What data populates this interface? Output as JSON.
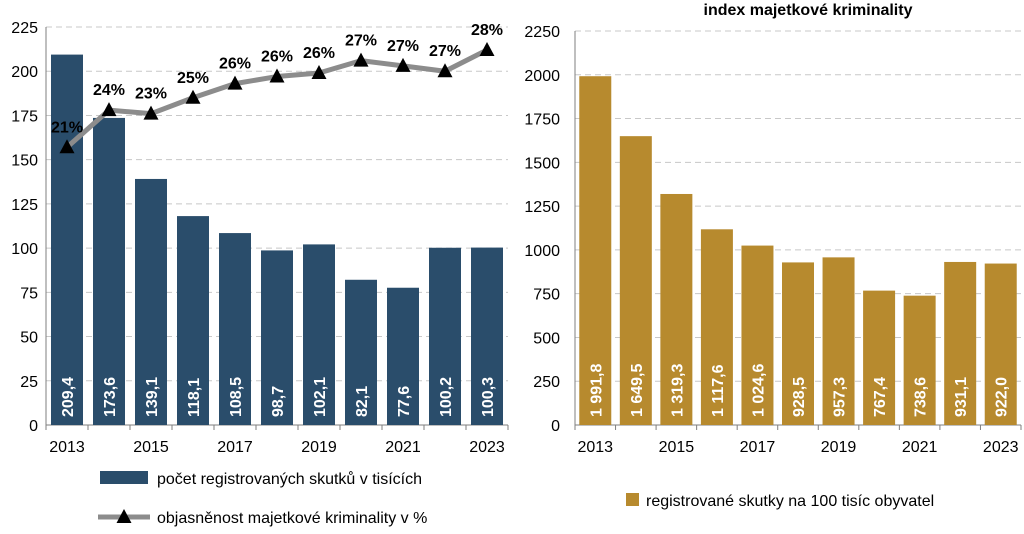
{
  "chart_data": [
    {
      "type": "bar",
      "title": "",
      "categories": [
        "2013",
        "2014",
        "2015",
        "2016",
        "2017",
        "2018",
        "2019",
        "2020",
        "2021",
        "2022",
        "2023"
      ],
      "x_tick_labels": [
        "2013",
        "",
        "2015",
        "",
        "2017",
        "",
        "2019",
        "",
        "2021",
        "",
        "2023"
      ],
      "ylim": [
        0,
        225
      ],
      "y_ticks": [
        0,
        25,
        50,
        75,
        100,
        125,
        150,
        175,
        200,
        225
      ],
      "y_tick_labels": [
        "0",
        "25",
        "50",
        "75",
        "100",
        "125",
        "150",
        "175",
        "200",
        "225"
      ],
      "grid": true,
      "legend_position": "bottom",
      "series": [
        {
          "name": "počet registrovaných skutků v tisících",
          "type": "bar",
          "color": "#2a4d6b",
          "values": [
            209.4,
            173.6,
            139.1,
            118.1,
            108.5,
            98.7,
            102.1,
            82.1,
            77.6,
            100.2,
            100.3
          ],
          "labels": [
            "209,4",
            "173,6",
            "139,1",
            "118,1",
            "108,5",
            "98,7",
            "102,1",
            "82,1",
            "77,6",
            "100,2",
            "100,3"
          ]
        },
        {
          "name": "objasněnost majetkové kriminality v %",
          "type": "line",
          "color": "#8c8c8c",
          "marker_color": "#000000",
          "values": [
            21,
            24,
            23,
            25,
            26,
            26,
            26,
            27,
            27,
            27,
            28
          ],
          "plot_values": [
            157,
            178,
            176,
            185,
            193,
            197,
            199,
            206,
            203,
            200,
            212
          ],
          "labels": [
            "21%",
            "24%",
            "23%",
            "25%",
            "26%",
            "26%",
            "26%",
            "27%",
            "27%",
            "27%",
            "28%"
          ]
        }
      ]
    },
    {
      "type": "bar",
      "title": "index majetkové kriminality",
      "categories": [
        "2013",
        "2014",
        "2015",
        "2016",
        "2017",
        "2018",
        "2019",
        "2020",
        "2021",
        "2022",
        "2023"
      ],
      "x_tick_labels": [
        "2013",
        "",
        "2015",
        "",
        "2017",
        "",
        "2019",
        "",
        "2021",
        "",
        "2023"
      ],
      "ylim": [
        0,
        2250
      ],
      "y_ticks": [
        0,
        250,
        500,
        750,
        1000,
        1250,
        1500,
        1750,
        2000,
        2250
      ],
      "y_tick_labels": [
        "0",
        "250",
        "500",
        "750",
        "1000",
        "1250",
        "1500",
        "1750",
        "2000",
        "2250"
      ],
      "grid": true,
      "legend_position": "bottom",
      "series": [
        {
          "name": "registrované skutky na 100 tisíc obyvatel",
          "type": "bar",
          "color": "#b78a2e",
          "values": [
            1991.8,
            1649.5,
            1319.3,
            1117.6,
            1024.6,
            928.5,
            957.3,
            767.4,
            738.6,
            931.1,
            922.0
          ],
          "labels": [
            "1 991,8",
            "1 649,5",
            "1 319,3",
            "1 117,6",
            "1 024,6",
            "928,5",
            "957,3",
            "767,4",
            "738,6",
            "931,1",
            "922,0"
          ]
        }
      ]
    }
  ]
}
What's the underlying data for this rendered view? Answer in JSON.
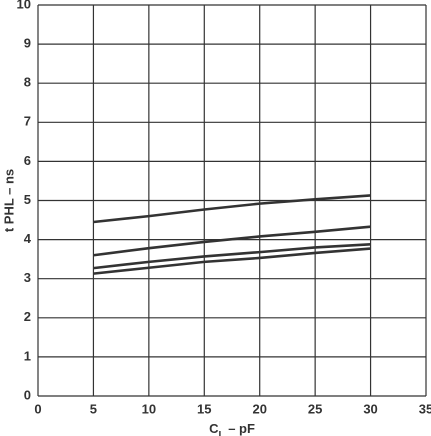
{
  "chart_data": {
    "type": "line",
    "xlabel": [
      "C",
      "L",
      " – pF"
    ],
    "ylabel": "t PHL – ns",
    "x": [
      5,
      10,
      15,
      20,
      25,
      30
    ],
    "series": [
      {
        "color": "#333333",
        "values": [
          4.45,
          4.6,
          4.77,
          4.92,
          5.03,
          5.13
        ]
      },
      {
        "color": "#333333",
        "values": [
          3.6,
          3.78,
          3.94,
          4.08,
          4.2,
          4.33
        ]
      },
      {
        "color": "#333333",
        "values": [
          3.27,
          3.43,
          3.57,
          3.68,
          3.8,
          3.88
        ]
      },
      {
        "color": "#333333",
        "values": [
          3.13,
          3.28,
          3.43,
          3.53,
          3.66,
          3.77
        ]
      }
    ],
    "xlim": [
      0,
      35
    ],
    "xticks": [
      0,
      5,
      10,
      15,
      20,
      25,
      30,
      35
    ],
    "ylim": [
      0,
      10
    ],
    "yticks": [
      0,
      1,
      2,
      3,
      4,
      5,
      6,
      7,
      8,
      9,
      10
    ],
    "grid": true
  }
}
○ ○ ○ ○ ○
Lines of the listing that contain the word "majetkové" are to be counted; report only their number.

2